◆ TASK REQUIREMENTS ◆
Please continue the text on NVIC interrupt configuration, starting right after its last line.

◆ ARTICLE ◆

================

Each interrupt can be enabled and disabled by software and they all have the same life cycle from active to pending and inactive, as mentioned in 3.6.
Interrupt lines connect peripherals to the NVIC and the core to the NVIC. When an exception is triggered this is reported to the core, which then runs the corresponding handler.
3.6.2.1 Interrupt Configuration
Depending on the architecture a maximum number of possible exceptions is defined. For Armv8-M that is 480, then n would be n = {0..15}.
Enable or disable interrupts:
- Enable or read enable state interrupts:
NVIC_ISERn
registers. (Interrupt Set-Enable Register) - Disable of read enable state of interrupts:
NVIC_ICERn
registers (Interrupt Clear-Enable Register)
Set priority:
- Priorities are configured using the
NVIC_IPRn
registers. (Interrupt Priority Register)
Set or clear pending state and active state:
- Enable or read pending state:
NVIC_ISPRn
(Interrupt Set-Pending Register) - Clear or read pending state:
NVIC_ICPRn
(Interrupt Set-Pending Register) - Read active state:
NVIC_IABRn
(Interrupt Active Bit Register)

================

◆ DATA SHOWN ◆
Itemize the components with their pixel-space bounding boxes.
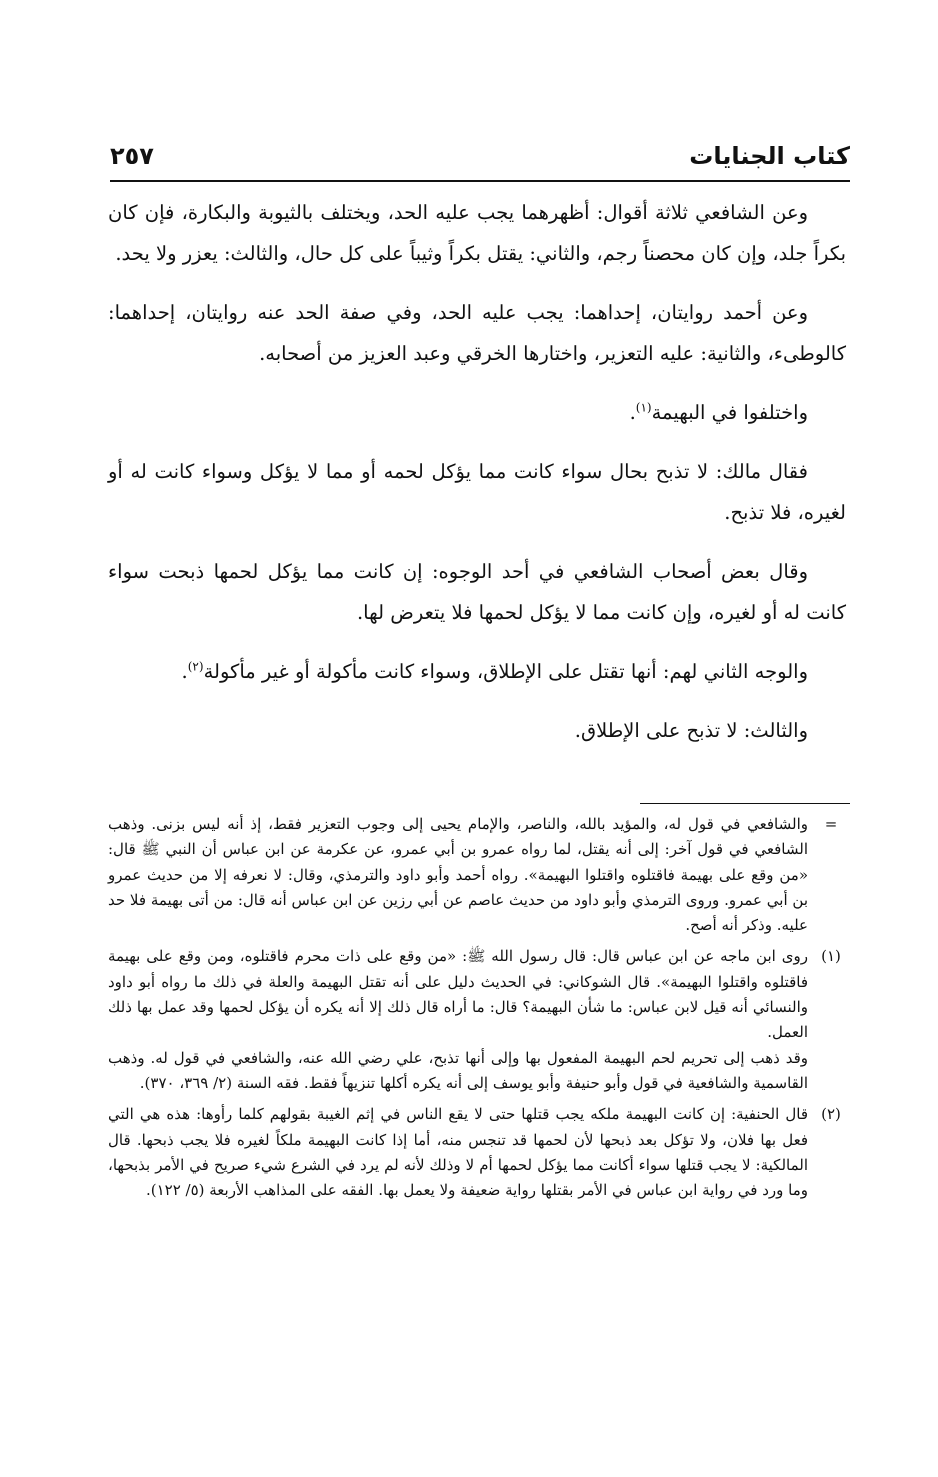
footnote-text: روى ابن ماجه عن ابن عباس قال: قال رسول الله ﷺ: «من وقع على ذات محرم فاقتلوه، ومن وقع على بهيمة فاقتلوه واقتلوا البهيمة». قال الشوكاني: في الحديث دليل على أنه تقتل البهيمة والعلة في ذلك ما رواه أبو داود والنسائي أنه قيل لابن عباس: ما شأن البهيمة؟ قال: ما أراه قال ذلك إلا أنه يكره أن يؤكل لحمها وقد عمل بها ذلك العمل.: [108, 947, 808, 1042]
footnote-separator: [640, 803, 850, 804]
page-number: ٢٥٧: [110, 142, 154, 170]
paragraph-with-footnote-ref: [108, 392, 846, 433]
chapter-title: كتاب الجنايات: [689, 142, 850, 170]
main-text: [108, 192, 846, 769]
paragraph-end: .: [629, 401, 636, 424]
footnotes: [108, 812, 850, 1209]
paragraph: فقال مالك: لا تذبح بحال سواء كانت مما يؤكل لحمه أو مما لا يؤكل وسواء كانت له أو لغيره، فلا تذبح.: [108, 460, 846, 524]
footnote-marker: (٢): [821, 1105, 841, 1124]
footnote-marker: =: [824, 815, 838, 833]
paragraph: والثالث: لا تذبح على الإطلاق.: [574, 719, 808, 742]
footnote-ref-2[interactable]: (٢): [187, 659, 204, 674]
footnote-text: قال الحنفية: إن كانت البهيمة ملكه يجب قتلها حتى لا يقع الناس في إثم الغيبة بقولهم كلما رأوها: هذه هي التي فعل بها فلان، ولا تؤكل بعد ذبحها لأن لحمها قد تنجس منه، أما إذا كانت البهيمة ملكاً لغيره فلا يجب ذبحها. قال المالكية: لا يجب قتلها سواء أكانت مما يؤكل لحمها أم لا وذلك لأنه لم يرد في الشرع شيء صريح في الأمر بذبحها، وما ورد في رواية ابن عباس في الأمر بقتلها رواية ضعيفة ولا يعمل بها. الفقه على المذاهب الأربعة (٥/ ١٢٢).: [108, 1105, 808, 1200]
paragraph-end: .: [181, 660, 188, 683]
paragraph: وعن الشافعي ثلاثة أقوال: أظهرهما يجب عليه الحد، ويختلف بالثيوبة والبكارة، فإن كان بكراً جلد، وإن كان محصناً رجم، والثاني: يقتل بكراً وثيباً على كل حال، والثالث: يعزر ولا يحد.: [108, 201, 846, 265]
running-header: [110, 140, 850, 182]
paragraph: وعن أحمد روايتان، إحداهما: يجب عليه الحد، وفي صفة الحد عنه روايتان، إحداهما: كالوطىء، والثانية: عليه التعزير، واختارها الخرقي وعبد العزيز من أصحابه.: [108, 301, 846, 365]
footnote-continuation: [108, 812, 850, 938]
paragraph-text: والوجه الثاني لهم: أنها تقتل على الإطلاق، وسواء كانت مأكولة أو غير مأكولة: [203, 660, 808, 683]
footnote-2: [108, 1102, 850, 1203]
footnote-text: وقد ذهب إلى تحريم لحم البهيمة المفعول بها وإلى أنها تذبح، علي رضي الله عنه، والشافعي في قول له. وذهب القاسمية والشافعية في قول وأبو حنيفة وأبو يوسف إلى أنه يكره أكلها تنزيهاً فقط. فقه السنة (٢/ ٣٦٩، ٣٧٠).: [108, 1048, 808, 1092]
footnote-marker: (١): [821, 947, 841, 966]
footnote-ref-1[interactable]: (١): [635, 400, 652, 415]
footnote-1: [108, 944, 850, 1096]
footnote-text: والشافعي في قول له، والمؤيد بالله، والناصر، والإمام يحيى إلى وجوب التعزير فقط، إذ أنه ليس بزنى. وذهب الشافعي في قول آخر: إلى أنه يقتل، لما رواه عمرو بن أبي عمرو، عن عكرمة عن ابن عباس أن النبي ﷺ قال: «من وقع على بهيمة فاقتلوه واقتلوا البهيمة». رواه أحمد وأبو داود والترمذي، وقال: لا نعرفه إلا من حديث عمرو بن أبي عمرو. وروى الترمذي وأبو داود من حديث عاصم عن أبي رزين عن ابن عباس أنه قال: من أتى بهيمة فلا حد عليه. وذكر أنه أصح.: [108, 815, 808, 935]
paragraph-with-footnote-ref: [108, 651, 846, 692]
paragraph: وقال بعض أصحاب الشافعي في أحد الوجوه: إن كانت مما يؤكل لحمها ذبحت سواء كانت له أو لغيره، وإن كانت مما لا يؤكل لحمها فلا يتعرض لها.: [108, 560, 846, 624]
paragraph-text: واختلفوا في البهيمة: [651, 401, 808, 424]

================

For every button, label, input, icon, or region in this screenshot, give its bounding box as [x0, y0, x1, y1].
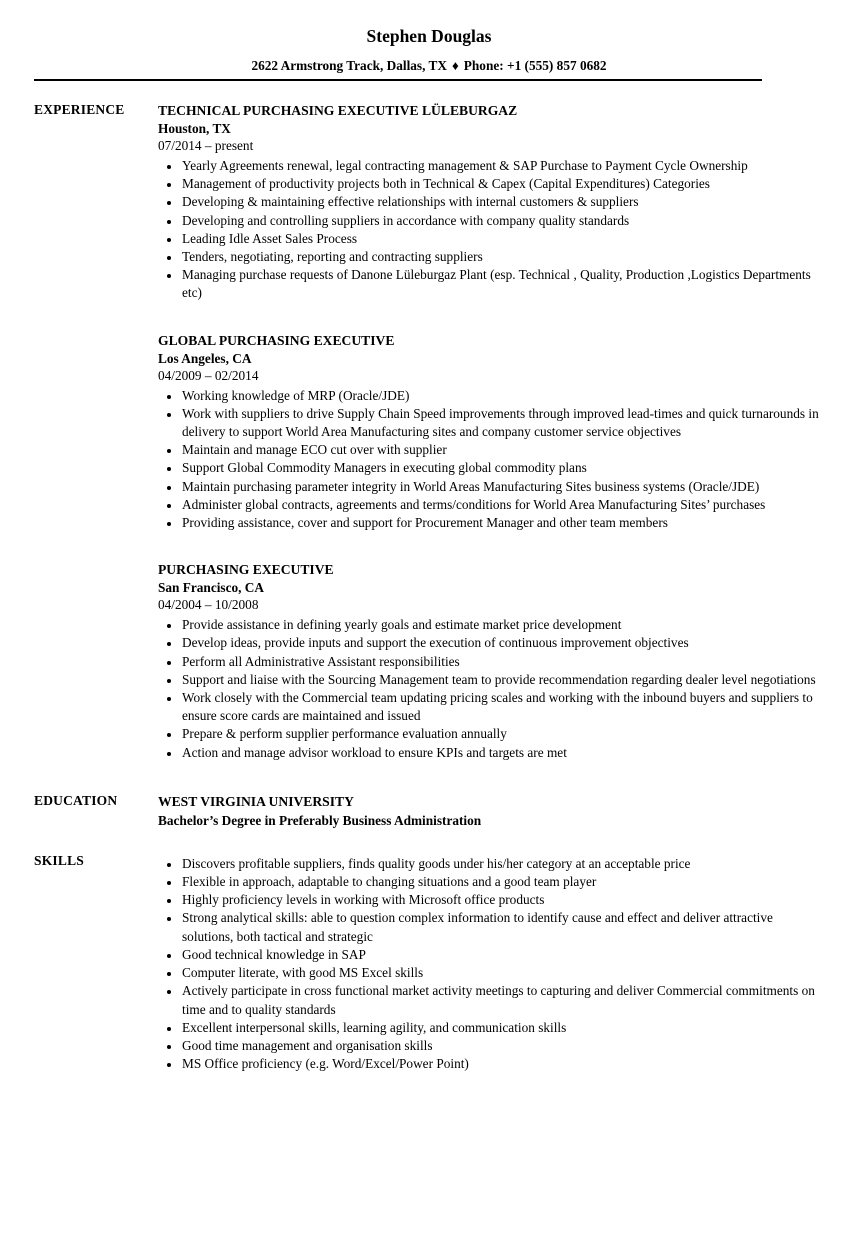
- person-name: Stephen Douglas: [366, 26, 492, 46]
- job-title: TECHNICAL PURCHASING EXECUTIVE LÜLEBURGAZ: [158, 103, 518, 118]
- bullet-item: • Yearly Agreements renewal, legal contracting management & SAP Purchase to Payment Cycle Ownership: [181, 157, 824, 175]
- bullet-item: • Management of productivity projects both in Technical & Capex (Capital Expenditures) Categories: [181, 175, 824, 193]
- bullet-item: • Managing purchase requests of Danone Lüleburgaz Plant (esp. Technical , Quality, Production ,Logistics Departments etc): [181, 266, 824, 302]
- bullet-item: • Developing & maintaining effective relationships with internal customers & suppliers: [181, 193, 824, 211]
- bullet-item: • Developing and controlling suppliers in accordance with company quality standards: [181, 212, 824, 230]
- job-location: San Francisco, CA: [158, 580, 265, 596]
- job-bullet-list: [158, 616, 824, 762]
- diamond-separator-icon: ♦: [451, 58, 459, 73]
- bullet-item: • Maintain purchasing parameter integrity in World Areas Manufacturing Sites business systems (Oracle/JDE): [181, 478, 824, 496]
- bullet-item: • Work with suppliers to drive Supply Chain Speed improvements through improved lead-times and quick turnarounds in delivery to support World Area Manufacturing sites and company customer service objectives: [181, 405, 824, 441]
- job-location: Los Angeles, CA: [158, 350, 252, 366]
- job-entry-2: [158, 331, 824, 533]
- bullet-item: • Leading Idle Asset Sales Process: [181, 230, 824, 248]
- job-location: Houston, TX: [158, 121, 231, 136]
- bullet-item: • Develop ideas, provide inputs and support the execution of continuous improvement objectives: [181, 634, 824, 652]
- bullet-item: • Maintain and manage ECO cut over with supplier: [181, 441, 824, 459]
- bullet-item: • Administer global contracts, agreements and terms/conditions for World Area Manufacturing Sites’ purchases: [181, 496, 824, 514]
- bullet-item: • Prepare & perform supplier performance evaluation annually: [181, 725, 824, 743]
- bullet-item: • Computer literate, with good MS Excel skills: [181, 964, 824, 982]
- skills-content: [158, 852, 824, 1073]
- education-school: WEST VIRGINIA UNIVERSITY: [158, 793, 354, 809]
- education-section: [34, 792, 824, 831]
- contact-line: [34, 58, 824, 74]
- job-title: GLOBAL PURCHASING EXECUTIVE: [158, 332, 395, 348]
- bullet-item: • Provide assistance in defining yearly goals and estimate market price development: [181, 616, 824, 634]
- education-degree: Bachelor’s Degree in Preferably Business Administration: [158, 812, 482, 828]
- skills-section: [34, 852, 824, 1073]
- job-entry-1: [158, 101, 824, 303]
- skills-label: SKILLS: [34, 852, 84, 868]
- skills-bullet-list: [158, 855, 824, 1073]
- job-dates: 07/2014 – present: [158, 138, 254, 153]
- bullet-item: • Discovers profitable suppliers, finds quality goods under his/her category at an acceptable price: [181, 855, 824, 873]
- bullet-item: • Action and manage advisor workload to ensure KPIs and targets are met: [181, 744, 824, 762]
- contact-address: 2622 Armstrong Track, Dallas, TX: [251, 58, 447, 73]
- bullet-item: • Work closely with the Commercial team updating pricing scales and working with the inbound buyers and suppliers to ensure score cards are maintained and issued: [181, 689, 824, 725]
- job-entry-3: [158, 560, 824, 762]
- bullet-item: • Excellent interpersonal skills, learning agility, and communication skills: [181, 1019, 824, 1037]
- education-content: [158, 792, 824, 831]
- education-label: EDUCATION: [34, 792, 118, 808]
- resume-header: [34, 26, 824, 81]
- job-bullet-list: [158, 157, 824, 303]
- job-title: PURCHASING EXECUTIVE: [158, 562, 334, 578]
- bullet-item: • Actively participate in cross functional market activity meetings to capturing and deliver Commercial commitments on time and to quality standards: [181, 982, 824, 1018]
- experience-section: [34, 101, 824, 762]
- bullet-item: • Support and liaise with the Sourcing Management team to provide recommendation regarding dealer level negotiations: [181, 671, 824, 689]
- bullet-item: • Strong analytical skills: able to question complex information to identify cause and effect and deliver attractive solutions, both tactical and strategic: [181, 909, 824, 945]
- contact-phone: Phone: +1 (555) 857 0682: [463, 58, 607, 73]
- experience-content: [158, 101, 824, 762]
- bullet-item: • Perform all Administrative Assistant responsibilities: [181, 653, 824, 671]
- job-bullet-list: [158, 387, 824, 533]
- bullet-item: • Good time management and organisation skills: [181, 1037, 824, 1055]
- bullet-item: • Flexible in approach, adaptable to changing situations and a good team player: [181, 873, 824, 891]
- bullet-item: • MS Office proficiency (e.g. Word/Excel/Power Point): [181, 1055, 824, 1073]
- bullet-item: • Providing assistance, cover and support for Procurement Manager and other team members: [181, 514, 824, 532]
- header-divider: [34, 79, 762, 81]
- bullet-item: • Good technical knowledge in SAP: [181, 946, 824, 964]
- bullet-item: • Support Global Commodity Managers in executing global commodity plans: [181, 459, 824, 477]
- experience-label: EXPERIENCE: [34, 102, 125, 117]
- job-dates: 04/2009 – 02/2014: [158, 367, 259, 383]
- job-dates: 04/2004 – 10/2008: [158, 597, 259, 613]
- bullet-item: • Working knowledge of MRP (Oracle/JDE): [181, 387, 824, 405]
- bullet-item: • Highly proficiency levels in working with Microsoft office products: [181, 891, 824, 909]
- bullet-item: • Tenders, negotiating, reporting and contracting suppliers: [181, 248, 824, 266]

================

◆ FINAL RESULT ◆
3.6.3 Masking
As you might know from work, sometimes it is important to have some time for uninterrupted work. The same applies for an core executing an important task, for example something real-time critical. To have have some uninterrupted time the core can mask exceptions. Masking means that the current execution priority is boosted to a specific value, leading to the fact that all lower exceptions are not executed. There are three masking registers provided and each boosts the priority to a specific level:
- PRIMASK: Set current execution priority to 0, masking all exceptions except NMI and HardFault.
- FAULTMASK: Set current execution priority to -1, masking even HardFault.
- BASEPRI: Configurable Priority Masking
Armv6-M has some limitations on masking, for example only PRIMASK is available.
3.7 Registers
Terms explained in this chapter:
- General-Purpose Register
- Special-Purpose Register
- variable registers
- argument registers
- Link Register
- Stack Pointer
3.7.1 General-purpose registers
There are 15 general-purpose 32 bit registers in all M-profile architecture cores:
- R0-R12
Two of them being named:
- R13: SP (Stack Pointer)
- R14: LR (Link Register)
Additionally there is the Program Counter:
- R15: PC (Program Counter)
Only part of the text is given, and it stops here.